Source records -
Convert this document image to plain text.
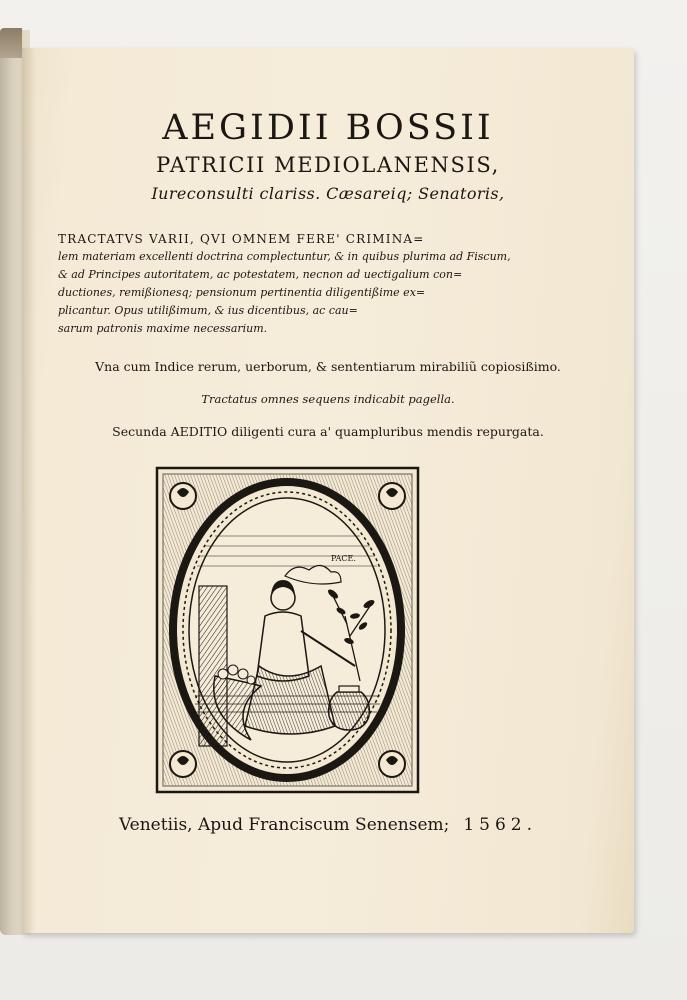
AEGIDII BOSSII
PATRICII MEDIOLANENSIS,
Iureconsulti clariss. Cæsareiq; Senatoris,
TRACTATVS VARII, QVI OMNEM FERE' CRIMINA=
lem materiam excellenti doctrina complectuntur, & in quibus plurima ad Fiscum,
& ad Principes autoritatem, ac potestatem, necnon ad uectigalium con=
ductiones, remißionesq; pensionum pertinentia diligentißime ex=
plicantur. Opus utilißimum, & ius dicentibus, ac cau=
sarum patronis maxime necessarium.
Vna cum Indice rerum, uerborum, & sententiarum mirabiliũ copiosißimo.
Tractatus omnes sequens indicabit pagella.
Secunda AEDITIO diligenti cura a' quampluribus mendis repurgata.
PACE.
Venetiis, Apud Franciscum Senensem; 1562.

Directive - Copy the material above exactly and drop the pictures.

Expected output -
Convert this document image to plain text.
AEGIDII BOSSII
PATRICII MEDIOLANENSIS,
Iureconsulti clariss. Cæsareiq; Senatoris,
TRACTATVS VARII, QVI OMNEM FERE' CRIMINA=
lem materiam excellenti doctrina complectuntur, & in quibus plurima ad Fiscum,
& ad Principes autoritatem, ac potestatem, necnon ad uectigalium con=
ductiones, remißionesq; pensionum pertinentia diligentißime ex=
plicantur. Opus utilißimum, & ius dicentibus, ac cau=
sarum patronis maxime necessarium.
Vna cum Indice rerum, uerborum, & sententiarum mirabiliũ copiosißimo.
Tractatus omnes sequens indicabit pagella.
Secunda AEDITIO diligenti cura a' quampluribus mendis repurgata.
PACE.
Venetiis, Apud Franciscum Senensem; 1562.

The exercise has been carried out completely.